== DATA RECORDS

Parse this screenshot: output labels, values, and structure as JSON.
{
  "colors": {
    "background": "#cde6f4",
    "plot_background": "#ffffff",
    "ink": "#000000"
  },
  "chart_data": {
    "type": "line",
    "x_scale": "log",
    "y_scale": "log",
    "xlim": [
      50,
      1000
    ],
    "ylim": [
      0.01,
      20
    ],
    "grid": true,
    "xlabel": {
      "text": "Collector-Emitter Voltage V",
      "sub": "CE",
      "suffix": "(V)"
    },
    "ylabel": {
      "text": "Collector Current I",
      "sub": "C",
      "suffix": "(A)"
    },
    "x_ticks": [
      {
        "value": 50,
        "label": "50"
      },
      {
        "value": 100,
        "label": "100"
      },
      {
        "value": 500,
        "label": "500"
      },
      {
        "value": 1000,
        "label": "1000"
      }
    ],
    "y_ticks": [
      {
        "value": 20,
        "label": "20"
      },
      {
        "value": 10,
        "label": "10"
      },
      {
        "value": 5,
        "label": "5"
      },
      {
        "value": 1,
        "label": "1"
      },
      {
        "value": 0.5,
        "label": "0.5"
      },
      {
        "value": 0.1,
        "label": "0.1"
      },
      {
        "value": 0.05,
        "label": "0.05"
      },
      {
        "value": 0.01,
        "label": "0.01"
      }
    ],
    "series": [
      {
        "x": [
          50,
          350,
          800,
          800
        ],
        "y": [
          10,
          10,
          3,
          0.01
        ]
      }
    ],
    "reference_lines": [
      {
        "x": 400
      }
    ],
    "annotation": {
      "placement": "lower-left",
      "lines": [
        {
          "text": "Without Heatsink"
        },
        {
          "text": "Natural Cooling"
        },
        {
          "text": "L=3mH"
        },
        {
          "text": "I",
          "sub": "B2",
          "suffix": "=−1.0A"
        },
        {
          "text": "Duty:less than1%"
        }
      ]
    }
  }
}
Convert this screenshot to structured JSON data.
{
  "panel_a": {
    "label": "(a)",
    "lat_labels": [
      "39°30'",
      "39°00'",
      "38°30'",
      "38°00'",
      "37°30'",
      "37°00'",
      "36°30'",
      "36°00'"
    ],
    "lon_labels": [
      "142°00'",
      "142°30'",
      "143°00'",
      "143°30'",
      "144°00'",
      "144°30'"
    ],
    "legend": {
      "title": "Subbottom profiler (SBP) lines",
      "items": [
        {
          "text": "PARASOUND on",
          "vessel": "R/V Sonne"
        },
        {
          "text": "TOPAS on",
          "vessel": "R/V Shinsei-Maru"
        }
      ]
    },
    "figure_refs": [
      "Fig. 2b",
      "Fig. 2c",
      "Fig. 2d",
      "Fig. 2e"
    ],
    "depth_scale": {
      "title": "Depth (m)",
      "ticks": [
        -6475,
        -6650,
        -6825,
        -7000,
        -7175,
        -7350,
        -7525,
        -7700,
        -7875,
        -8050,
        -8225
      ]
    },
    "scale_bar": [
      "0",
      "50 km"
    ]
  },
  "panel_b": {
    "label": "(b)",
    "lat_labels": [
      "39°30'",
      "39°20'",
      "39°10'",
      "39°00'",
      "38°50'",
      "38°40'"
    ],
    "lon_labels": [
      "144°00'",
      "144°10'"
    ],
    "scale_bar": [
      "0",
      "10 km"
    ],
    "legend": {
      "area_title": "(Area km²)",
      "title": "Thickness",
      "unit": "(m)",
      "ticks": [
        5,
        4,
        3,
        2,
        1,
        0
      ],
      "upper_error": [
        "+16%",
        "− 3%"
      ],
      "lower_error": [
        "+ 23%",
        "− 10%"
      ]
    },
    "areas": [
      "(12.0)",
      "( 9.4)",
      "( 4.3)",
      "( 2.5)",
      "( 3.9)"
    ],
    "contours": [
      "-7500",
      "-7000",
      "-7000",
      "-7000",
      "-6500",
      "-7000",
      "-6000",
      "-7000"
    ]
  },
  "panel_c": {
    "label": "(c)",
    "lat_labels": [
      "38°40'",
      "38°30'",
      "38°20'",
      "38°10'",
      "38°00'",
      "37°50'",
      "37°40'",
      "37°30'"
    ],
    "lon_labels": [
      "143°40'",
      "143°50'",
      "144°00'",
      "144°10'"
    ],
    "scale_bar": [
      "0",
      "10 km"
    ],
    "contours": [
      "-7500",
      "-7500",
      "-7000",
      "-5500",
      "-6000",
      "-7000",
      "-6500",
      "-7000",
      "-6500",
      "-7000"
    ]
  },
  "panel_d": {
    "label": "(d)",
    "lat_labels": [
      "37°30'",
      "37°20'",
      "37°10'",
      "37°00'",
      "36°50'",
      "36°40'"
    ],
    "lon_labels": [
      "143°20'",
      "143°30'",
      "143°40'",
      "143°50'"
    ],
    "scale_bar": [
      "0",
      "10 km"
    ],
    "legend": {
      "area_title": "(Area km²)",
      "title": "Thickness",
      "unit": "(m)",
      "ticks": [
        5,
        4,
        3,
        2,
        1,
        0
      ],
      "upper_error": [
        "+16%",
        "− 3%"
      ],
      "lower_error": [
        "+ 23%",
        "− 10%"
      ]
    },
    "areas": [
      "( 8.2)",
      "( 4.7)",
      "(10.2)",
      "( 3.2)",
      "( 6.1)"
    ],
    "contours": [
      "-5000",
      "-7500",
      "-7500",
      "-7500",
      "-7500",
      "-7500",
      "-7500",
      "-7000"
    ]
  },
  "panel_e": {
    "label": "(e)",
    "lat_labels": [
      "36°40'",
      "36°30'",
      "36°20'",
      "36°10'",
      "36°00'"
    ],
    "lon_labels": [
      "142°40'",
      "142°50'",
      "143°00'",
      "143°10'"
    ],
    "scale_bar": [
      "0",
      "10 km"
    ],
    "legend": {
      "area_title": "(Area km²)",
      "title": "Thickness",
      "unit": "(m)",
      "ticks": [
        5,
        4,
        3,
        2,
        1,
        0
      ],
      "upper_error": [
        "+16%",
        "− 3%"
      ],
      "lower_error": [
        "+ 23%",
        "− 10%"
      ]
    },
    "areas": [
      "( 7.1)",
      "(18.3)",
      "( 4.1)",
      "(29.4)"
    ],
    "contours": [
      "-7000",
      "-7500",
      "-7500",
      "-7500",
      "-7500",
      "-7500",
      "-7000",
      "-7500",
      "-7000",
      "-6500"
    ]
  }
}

====

**EXERCISE:**
Repeat the material word for word, in full.

**FINAL RESULT:**
Parse this screenshot: output labels, values, and structure as JSON.
{
  "colors": {
    "background": "#cde6f4",
    "plot_background": "#ffffff",
    "ink": "#000000"
  },
  "chart_data": {
    "type": "line",
    "x_scale": "log",
    "y_scale": "log",
    "xlim": [
      50,
      1000
    ],
    "ylim": [
      0.01,
      20
    ],
    "grid": true,
    "xlabel": {
      "text": "Collector-Emitter Voltage V",
      "sub": "CE",
      "suffix": "(V)"
    },
    "ylabel": {
      "text": "Collector Current I",
      "sub": "C",
      "suffix": "(A)"
    },
    "x_ticks": [
      {
        "value": 50,
        "label": "50"
      },
      {
        "value": 100,
        "label": "100"
      },
      {
        "value": 500,
        "label": "500"
      },
      {
        "value": 1000,
        "label": "1000"
      }
    ],
    "y_ticks": [
      {
        "value": 20,
        "label": "20"
      },
      {
        "value": 10,
        "label": "10"
      },
      {
        "value": 5,
        "label": "5"
      },
      {
        "value": 1,
        "label": "1"
      },
      {
        "value": 0.5,
        "label": "0.5"
      },
      {
        "value": 0.1,
        "label": "0.1"
      },
      {
        "value": 0.05,
        "label": "0.05"
      },
      {
        "value": 0.01,
        "label": "0.01"
      }
    ],
    "series": [
      {
        "x": [
          50,
          350,
          800,
          800
        ],
        "y": [
          10,
          10,
          3,
          0.01
        ]
      }
    ],
    "reference_lines": [
      {
        "x": 400
      }
    ],
    "annotation": {
      "placement": "lower-left",
      "lines": [
        {
          "text": "Without Heatsink"
        },
        {
          "text": "Natural Cooling"
        },
        {
          "text": "L=3mH"
        },
        {
          "text": "I",
          "sub": "B2",
          "suffix": "=−1.0A"
        },
        {
          "text": "Duty:less than1%"
        }
      ]
    }
  }
}
Convert this screenshot to structured JSON data.
{
  "panel_a": {
    "label": "(a)",
    "lat_labels": [
      "39°30'",
      "39°00'",
      "38°30'",
      "38°00'",
      "37°30'",
      "37°00'",
      "36°30'",
      "36°00'"
    ],
    "lon_labels": [
      "142°00'",
      "142°30'",
      "143°00'",
      "143°30'",
      "144°00'",
      "144°30'"
    ],
    "legend": {
      "title": "Subbottom profiler (SBP) lines",
      "items": [
        {
          "text": "PARASOUND on",
          "vessel": "R/V Sonne"
        },
        {
          "text": "TOPAS on",
          "vessel": "R/V Shinsei-Maru"
        }
      ]
    },
    "figure_refs": [
      "Fig. 2b",
      "Fig. 2c",
      "Fig. 2d",
      "Fig. 2e"
    ],
    "depth_scale": {
      "title": "Depth (m)",
      "ticks": [
        -6475,
        -6650,
        -6825,
        -7000,
        -7175,
        -7350,
        -7525,
        -7700,
        -7875,
        -8050,
        -8225
      ]
    },
    "scale_bar": [
      "0",
      "50 km"
    ]
  },
  "panel_b": {
    "label": "(b)",
    "lat_labels": [
      "39°30'",
      "39°20'",
      "39°10'",
      "39°00'",
      "38°50'",
      "38°40'"
    ],
    "lon_labels": [
      "144°00'",
      "144°10'"
    ],
    "scale_bar": [
      "0",
      "10 km"
    ],
    "legend": {
      "area_title": "(Area km²)",
      "title": "Thickness",
      "unit": "(m)",
      "ticks": [
        5,
        4,
        3,
        2,
        1,
        0
      ],
      "upper_error": [
        "+16%",
        "− 3%"
      ],
      "lower_error": [
        "+ 23%",
        "− 10%"
      ]
    },
    "areas": [
      "(12.0)",
      "( 9.4)",
      "( 4.3)",
      "( 2.5)",
      "( 3.9)"
    ],
    "contours": [
      "-7500",
      "-7000",
      "-7000",
      "-7000",
      "-6500",
      "-7000",
      "-6000",
      "-7000"
    ]
  },
  "panel_c": {
    "label": "(c)",
    "lat_labels": [
      "38°40'",
      "38°30'",
      "38°20'",
      "38°10'",
      "38°00'",
      "37°50'",
      "37°40'",
      "37°30'"
    ],
    "lon_labels": [
      "143°40'",
      "143°50'",
      "144°00'",
      "144°10'"
    ],
    "scale_bar": [
      "0",
      "10 km"
    ],
    "contours": [
      "-7500",
      "-7500",
      "-7000",
      "-5500",
      "-6000",
      "-7000",
      "-6500",
      "-7000",
      "-6500",
      "-7000"
    ]
  },
  "panel_d": {
    "label": "(d)",
    "lat_labels": [
      "37°30'",
      "37°20'",
      "37°10'",
      "37°00'",
      "36°50'",
      "36°40'"
    ],
    "lon_labels": [
      "143°20'",
      "143°30'",
      "143°40'",
      "143°50'"
    ],
    "scale_bar": [
      "0",
      "10 km"
    ],
    "legend": {
      "area_title": "(Area km²)",
      "title": "Thickness",
      "unit": "(m)",
      "ticks": [
        5,
        4,
        3,
        2,
        1,
        0
      ],
      "upper_error": [
        "+16%",
        "− 3%"
      ],
      "lower_error": [
        "+ 23%",
        "− 10%"
      ]
    },
    "areas": [
      "( 8.2)",
      "( 4.7)",
      "(10.2)",
      "( 3.2)",
      "( 6.1)"
    ],
    "contours": [
      "-5000",
      "-7500",
      "-7500",
      "-7500",
      "-7500",
      "-7500",
      "-7500",
      "-7000"
    ]
  },
  "panel_e": {
    "label": "(e)",
    "lat_labels": [
      "36°40'",
      "36°30'",
      "36°20'",
      "36°10'",
      "36°00'"
    ],
    "lon_labels": [
      "142°40'",
      "142°50'",
      "143°00'",
      "143°10'"
    ],
    "scale_bar": [
      "0",
      "10 km"
    ],
    "legend": {
      "area_title": "(Area km²)",
      "title": "Thickness",
      "unit": "(m)",
      "ticks": [
        5,
        4,
        3,
        2,
        1,
        0
      ],
      "upper_error": [
        "+16%",
        "− 3%"
      ],
      "lower_error": [
        "+ 23%",
        "− 10%"
      ]
    },
    "areas": [
      "( 7.1)",
      "(18.3)",
      "( 4.1)",
      "(29.4)"
    ],
    "contours": [
      "-7000",
      "-7500",
      "-7500",
      "-7500",
      "-7500",
      "-7500",
      "-7000",
      "-7500",
      "-7000",
      "-6500"
    ]
  }
}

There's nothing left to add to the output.